Leave out every picture, then transcribe the rest of the listing exactly.

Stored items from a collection

⁂

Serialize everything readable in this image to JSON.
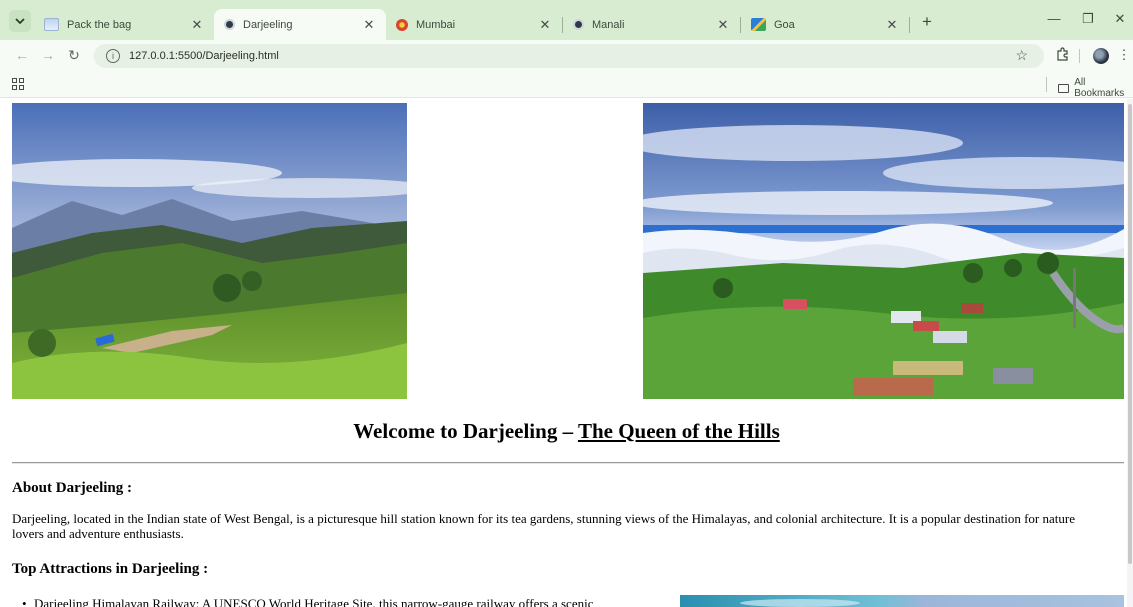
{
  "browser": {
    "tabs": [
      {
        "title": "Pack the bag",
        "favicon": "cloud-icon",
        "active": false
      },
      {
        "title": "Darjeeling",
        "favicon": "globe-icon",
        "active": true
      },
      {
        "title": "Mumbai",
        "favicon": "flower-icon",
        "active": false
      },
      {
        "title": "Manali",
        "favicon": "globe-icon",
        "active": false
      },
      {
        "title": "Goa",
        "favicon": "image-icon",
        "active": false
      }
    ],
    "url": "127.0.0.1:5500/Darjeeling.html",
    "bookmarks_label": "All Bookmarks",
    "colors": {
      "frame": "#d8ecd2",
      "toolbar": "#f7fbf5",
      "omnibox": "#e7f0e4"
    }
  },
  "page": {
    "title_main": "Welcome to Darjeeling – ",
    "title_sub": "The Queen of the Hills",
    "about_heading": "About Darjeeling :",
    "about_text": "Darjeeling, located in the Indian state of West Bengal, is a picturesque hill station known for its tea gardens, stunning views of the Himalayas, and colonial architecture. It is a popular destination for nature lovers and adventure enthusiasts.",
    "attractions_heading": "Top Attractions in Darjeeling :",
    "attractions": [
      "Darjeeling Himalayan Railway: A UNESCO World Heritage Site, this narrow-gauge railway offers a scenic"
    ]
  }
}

⁂

* Worked answer:
Serialize everything readable in this image to JSON.
{
  "browser": {
    "tabs": [
      {
        "title": "Pack the bag",
        "favicon": "cloud-icon",
        "active": false
      },
      {
        "title": "Darjeeling",
        "favicon": "globe-icon",
        "active": true
      },
      {
        "title": "Mumbai",
        "favicon": "flower-icon",
        "active": false
      },
      {
        "title": "Manali",
        "favicon": "globe-icon",
        "active": false
      },
      {
        "title": "Goa",
        "favicon": "image-icon",
        "active": false
      }
    ],
    "url": "127.0.0.1:5500/Darjeeling.html",
    "bookmarks_label": "All Bookmarks",
    "colors": {
      "frame": "#d8ecd2",
      "toolbar": "#f7fbf5",
      "omnibox": "#e7f0e4"
    }
  },
  "page": {
    "title_main": "Welcome to Darjeeling – ",
    "title_sub": "The Queen of the Hills",
    "about_heading": "About Darjeeling :",
    "about_text": "Darjeeling, located in the Indian state of West Bengal, is a picturesque hill station known for its tea gardens, stunning views of the Himalayas, and colonial architecture. It is a popular destination for nature lovers and adventure enthusiasts.",
    "attractions_heading": "Top Attractions in Darjeeling :",
    "attractions": [
      "Darjeeling Himalayan Railway: A UNESCO World Heritage Site, this narrow-gauge railway offers a scenic"
    ]
  }
}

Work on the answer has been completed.